Exercise material:
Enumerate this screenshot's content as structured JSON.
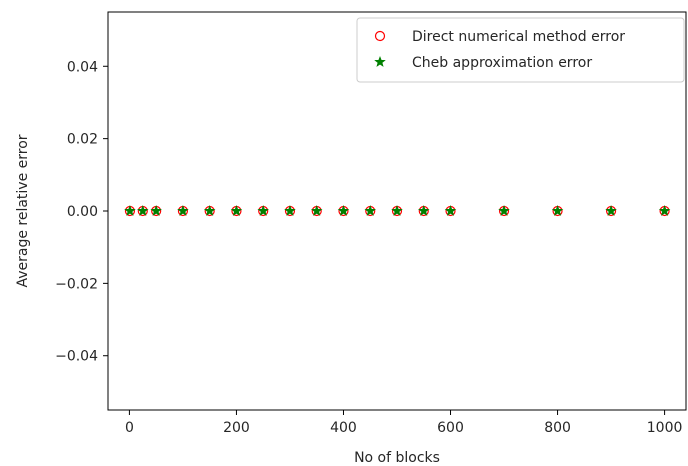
{
  "chart_data": {
    "type": "scatter",
    "title": "",
    "xlabel": "No of blocks",
    "ylabel": "Average relative error",
    "xlim": [
      -40,
      1040
    ],
    "ylim": [
      -0.055,
      0.055
    ],
    "xticks": [
      0,
      200,
      400,
      600,
      800,
      1000
    ],
    "xtick_labels": [
      "0",
      "200",
      "400",
      "600",
      "800",
      "1000"
    ],
    "yticks": [
      -0.04,
      -0.02,
      0.0,
      0.02,
      0.04
    ],
    "ytick_labels": [
      "−0.04",
      "−0.02",
      "0.00",
      "0.02",
      "0.04"
    ],
    "grid": false,
    "legend_position": "top-right",
    "x": [
      1,
      25,
      50,
      100,
      150,
      200,
      250,
      300,
      350,
      400,
      450,
      500,
      550,
      600,
      700,
      800,
      900,
      1000
    ],
    "series": [
      {
        "name": "Direct numerical method error",
        "marker": "circle-open",
        "color": "#ff0000",
        "values": [
          0,
          0,
          0,
          0,
          0,
          0,
          0,
          0,
          0,
          0,
          0,
          0,
          0,
          0,
          0,
          0,
          0,
          0
        ]
      },
      {
        "name": "Cheb approximation error",
        "marker": "star",
        "color": "#008000",
        "values": [
          0,
          0,
          0,
          0,
          0,
          0,
          0,
          0,
          0,
          0,
          0,
          0,
          0,
          0,
          0,
          0,
          0,
          0
        ]
      }
    ]
  }
}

Exercise objective:
Without including any pictures, print each record exactly.

Written answer:
Enumerate this screenshot's content as structured JSON.
{
  "chart_data": {
    "type": "scatter",
    "title": "",
    "xlabel": "No of blocks",
    "ylabel": "Average relative error",
    "xlim": [
      -40,
      1040
    ],
    "ylim": [
      -0.055,
      0.055
    ],
    "xticks": [
      0,
      200,
      400,
      600,
      800,
      1000
    ],
    "xtick_labels": [
      "0",
      "200",
      "400",
      "600",
      "800",
      "1000"
    ],
    "yticks": [
      -0.04,
      -0.02,
      0.0,
      0.02,
      0.04
    ],
    "ytick_labels": [
      "−0.04",
      "−0.02",
      "0.00",
      "0.02",
      "0.04"
    ],
    "grid": false,
    "legend_position": "top-right",
    "x": [
      1,
      25,
      50,
      100,
      150,
      200,
      250,
      300,
      350,
      400,
      450,
      500,
      550,
      600,
      700,
      800,
      900,
      1000
    ],
    "series": [
      {
        "name": "Direct numerical method error",
        "marker": "circle-open",
        "color": "#ff0000",
        "values": [
          0,
          0,
          0,
          0,
          0,
          0,
          0,
          0,
          0,
          0,
          0,
          0,
          0,
          0,
          0,
          0,
          0,
          0
        ]
      },
      {
        "name": "Cheb approximation error",
        "marker": "star",
        "color": "#008000",
        "values": [
          0,
          0,
          0,
          0,
          0,
          0,
          0,
          0,
          0,
          0,
          0,
          0,
          0,
          0,
          0,
          0,
          0,
          0
        ]
      }
    ]
  }
}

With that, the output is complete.